(Records taken from a collection)

— BEGIN —

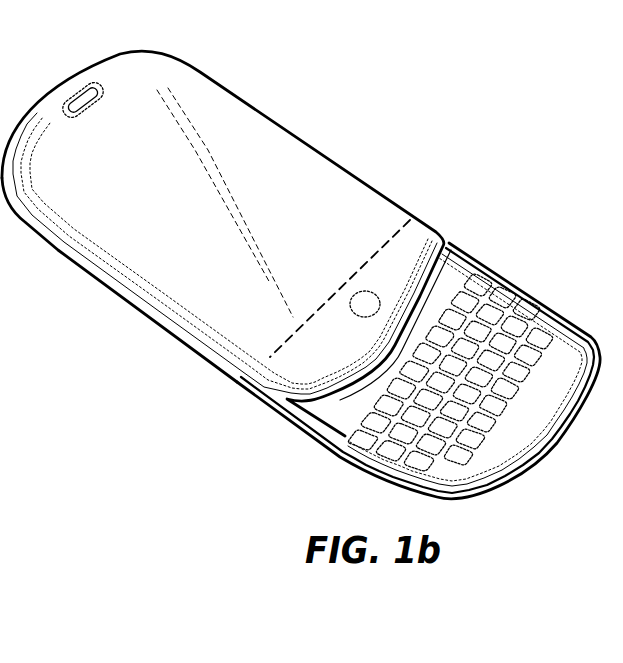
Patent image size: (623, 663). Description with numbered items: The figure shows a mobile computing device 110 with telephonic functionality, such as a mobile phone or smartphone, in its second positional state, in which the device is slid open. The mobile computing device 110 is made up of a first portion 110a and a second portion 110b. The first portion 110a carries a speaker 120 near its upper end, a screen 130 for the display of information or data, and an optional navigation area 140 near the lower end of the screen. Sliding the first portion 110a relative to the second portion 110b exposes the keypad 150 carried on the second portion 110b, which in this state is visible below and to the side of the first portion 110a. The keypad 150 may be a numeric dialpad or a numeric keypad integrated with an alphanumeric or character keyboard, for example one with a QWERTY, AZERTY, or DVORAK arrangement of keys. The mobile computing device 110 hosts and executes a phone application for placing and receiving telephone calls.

The mobile computing device 110 is at (301, 275).
The first portion 110a is at (292, 128).
The second portion 110b is at (263, 406).
The speaker 120 is at (82, 92).
The screen 130 is at (337, 173).
The navigation area 140 is at (337, 311).
The keypad 150 is at (540, 328).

— END —

**Brief**
Please rewrite the material above, changing "telephonic functionality" to "calling capability" and leaving everything else as it is. Omit the pictures from your answer.

**Written answer**
Patent image size: (623, 663). Description with numbered items: The figure shows a mobile computing device 110 with calling capability, such as a mobile phone or smartphone, in its second positional state, in which the device is slid open. The mobile computing device 110 is made up of a first portion 110a and a second portion 110b. The first portion 110a carries a speaker 120 near its upper end, a screen 130 for the display of information or data, and an optional navigation area 140 near the lower end of the screen. Sliding the first portion 110a relative to the second portion 110b exposes the keypad 150 carried on the second portion 110b, which in this state is visible below and to the side of the first portion 110a. The keypad 150 may be a numeric dialpad or a numeric keypad integrated with an alphanumeric or character keyboard, for example one with a QWERTY, AZERTY, or DVORAK arrangement of keys. The mobile computing device 110 hosts and executes a phone application for placing and receiving telephone calls.

The mobile computing device 110 is at (301, 275).
The first portion 110a is at (292, 128).
The second portion 110b is at (263, 406).
The speaker 120 is at (82, 92).
The screen 130 is at (337, 173).
The navigation area 140 is at (337, 311).
The keypad 150 is at (540, 328).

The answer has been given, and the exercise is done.